Transcribe the records in full, keeping every character as it is.

* Start PROVIDED INFORMATION *

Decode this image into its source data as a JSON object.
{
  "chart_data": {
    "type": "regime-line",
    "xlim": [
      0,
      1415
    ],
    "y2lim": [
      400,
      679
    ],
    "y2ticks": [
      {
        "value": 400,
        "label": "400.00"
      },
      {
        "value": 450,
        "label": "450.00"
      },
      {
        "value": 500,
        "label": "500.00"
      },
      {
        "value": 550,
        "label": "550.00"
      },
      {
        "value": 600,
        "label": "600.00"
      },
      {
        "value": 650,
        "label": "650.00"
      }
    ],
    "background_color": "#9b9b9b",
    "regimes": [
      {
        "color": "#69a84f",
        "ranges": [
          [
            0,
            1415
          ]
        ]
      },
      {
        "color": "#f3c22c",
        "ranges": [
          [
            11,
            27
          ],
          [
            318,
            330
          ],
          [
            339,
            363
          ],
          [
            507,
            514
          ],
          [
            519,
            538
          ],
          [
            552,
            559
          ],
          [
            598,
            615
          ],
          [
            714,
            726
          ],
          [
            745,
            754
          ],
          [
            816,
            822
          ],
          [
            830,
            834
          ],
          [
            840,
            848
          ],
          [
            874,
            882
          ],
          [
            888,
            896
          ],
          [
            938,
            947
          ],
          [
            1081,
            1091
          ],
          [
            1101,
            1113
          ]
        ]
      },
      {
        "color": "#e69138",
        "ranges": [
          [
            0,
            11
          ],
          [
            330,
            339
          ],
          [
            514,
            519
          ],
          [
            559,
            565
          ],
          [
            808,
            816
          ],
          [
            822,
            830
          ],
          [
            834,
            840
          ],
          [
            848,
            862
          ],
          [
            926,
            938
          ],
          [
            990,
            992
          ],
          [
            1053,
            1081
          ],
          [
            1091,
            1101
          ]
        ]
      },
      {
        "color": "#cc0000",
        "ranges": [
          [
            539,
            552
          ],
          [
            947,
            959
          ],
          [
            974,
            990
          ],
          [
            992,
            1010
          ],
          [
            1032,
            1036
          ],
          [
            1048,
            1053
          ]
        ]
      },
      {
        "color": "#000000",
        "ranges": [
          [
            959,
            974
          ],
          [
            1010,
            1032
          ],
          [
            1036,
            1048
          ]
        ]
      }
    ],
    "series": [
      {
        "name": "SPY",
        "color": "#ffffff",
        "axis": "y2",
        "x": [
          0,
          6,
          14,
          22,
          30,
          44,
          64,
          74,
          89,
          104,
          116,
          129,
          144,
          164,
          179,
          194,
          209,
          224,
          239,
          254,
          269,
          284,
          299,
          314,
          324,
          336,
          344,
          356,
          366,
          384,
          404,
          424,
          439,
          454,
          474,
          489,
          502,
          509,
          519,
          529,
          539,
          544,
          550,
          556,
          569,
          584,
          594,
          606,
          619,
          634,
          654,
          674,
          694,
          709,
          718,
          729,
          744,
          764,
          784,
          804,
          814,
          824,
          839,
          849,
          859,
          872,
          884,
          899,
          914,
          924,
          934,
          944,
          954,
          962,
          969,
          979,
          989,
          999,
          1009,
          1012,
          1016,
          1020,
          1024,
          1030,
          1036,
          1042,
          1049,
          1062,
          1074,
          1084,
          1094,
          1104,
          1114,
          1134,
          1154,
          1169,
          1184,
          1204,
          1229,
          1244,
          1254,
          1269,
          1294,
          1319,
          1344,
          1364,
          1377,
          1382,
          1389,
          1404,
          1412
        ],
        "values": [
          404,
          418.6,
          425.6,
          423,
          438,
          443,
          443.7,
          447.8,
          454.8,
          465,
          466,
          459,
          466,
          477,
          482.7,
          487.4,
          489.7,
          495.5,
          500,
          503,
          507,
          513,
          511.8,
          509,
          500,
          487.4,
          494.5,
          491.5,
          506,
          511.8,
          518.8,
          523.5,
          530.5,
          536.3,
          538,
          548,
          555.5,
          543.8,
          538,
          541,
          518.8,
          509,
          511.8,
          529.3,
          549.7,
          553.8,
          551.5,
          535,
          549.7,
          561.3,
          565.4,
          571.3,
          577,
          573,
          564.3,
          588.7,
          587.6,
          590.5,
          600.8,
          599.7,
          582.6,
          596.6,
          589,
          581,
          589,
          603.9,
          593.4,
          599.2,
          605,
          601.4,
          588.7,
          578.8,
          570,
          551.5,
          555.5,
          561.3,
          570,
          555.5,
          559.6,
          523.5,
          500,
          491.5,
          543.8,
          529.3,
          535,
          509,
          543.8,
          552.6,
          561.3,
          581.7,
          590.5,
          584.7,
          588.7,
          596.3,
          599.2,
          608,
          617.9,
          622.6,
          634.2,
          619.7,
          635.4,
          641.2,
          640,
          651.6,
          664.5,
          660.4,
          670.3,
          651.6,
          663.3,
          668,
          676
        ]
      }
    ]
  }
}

* End PROVIDED INFORMATION *

§ **WORKED SOLUTION**
Decode this image into its source data as a JSON object.
{
  "chart_data": {
    "type": "regime-line",
    "xlim": [
      0,
      1415
    ],
    "y2lim": [
      400,
      679
    ],
    "y2ticks": [
      {
        "value": 400,
        "label": "400.00"
      },
      {
        "value": 450,
        "label": "450.00"
      },
      {
        "value": 500,
        "label": "500.00"
      },
      {
        "value": 550,
        "label": "550.00"
      },
      {
        "value": 600,
        "label": "600.00"
      },
      {
        "value": 650,
        "label": "650.00"
      }
    ],
    "background_color": "#9b9b9b",
    "regimes": [
      {
        "color": "#69a84f",
        "ranges": [
          [
            0,
            1415
          ]
        ]
      },
      {
        "color": "#f3c22c",
        "ranges": [
          [
            11,
            27
          ],
          [
            318,
            330
          ],
          [
            339,
            363
          ],
          [
            507,
            514
          ],
          [
            519,
            538
          ],
          [
            552,
            559
          ],
          [
            598,
            615
          ],
          [
            714,
            726
          ],
          [
            745,
            754
          ],
          [
            816,
            822
          ],
          [
            830,
            834
          ],
          [
            840,
            848
          ],
          [
            874,
            882
          ],
          [
            888,
            896
          ],
          [
            938,
            947
          ],
          [
            1081,
            1091
          ],
          [
            1101,
            1113
          ]
        ]
      },
      {
        "color": "#e69138",
        "ranges": [
          [
            0,
            11
          ],
          [
            330,
            339
          ],
          [
            514,
            519
          ],
          [
            559,
            565
          ],
          [
            808,
            816
          ],
          [
            822,
            830
          ],
          [
            834,
            840
          ],
          [
            848,
            862
          ],
          [
            926,
            938
          ],
          [
            990,
            992
          ],
          [
            1053,
            1081
          ],
          [
            1091,
            1101
          ]
        ]
      },
      {
        "color": "#cc0000",
        "ranges": [
          [
            539,
            552
          ],
          [
            947,
            959
          ],
          [
            974,
            990
          ],
          [
            992,
            1010
          ],
          [
            1032,
            1036
          ],
          [
            1048,
            1053
          ]
        ]
      },
      {
        "color": "#000000",
        "ranges": [
          [
            959,
            974
          ],
          [
            1010,
            1032
          ],
          [
            1036,
            1048
          ]
        ]
      }
    ],
    "series": [
      {
        "name": "SPY",
        "color": "#ffffff",
        "axis": "y2",
        "x": [
          0,
          6,
          14,
          22,
          30,
          44,
          64,
          74,
          89,
          104,
          116,
          129,
          144,
          164,
          179,
          194,
          209,
          224,
          239,
          254,
          269,
          284,
          299,
          314,
          324,
          336,
          344,
          356,
          366,
          384,
          404,
          424,
          439,
          454,
          474,
          489,
          502,
          509,
          519,
          529,
          539,
          544,
          550,
          556,
          569,
          584,
          594,
          606,
          619,
          634,
          654,
          674,
          694,
          709,
          718,
          729,
          744,
          764,
          784,
          804,
          814,
          824,
          839,
          849,
          859,
          872,
          884,
          899,
          914,
          924,
          934,
          944,
          954,
          962,
          969,
          979,
          989,
          999,
          1009,
          1012,
          1016,
          1020,
          1024,
          1030,
          1036,
          1042,
          1049,
          1062,
          1074,
          1084,
          1094,
          1104,
          1114,
          1134,
          1154,
          1169,
          1184,
          1204,
          1229,
          1244,
          1254,
          1269,
          1294,
          1319,
          1344,
          1364,
          1377,
          1382,
          1389,
          1404,
          1412
        ],
        "values": [
          404,
          418.6,
          425.6,
          423,
          438,
          443,
          443.7,
          447.8,
          454.8,
          465,
          466,
          459,
          466,
          477,
          482.7,
          487.4,
          489.7,
          495.5,
          500,
          503,
          507,
          513,
          511.8,
          509,
          500,
          487.4,
          494.5,
          491.5,
          506,
          511.8,
          518.8,
          523.5,
          530.5,
          536.3,
          538,
          548,
          555.5,
          543.8,
          538,
          541,
          518.8,
          509,
          511.8,
          529.3,
          549.7,
          553.8,
          551.5,
          535,
          549.7,
          561.3,
          565.4,
          571.3,
          577,
          573,
          564.3,
          588.7,
          587.6,
          590.5,
          600.8,
          599.7,
          582.6,
          596.6,
          589,
          581,
          589,
          603.9,
          593.4,
          599.2,
          605,
          601.4,
          588.7,
          578.8,
          570,
          551.5,
          555.5,
          561.3,
          570,
          555.5,
          559.6,
          523.5,
          500,
          491.5,
          543.8,
          529.3,
          535,
          509,
          543.8,
          552.6,
          561.3,
          581.7,
          590.5,
          584.7,
          588.7,
          596.3,
          599.2,
          608,
          617.9,
          622.6,
          634.2,
          619.7,
          635.4,
          641.2,
          640,
          651.6,
          664.5,
          660.4,
          670.3,
          651.6,
          663.3,
          668,
          676
        ]
      }
    ]
  }
}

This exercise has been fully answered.